### Exercise
Each entry below is to be transcribed exactly.

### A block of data
____
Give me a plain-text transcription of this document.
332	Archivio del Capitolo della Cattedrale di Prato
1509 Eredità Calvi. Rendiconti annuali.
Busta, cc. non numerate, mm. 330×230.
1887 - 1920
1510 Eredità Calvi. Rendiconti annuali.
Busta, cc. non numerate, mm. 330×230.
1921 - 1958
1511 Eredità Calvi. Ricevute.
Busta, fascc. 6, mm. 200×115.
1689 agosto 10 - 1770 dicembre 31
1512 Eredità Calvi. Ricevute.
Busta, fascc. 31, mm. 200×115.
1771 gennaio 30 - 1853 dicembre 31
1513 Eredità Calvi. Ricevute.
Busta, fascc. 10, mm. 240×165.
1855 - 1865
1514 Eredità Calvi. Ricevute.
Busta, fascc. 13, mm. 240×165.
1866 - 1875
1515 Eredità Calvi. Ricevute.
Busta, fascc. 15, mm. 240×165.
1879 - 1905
____
### The response
Give me a plain-text transcription of this document.
332	Archivio del Capitolo della Cattedrale di Prato
1509 Eredità Calvi. Rendiconti annuali.
Busta, cc. non numerate, mm. 330×230.
1887 - 1920
1510 Eredità Calvi. Rendiconti annuali.
Busta, cc. non numerate, mm. 330×230.
1921 - 1958
1511 Eredità Calvi. Ricevute.
Busta, fascc. 6, mm. 200×115.
1689 agosto 10 - 1770 dicembre 31
1512 Eredità Calvi. Ricevute.
Busta, fascc. 31, mm. 200×115.
1771 gennaio 30 - 1853 dicembre 31
1513 Eredità Calvi. Ricevute.
Busta, fascc. 10, mm. 240×165.
1855 - 1865
1514 Eredità Calvi. Ricevute.
Busta, fascc. 13, mm. 240×165.
1866 - 1875
1515 Eredità Calvi. Ricevute.
Busta, fascc. 15, mm. 240×165.
1879 - 1905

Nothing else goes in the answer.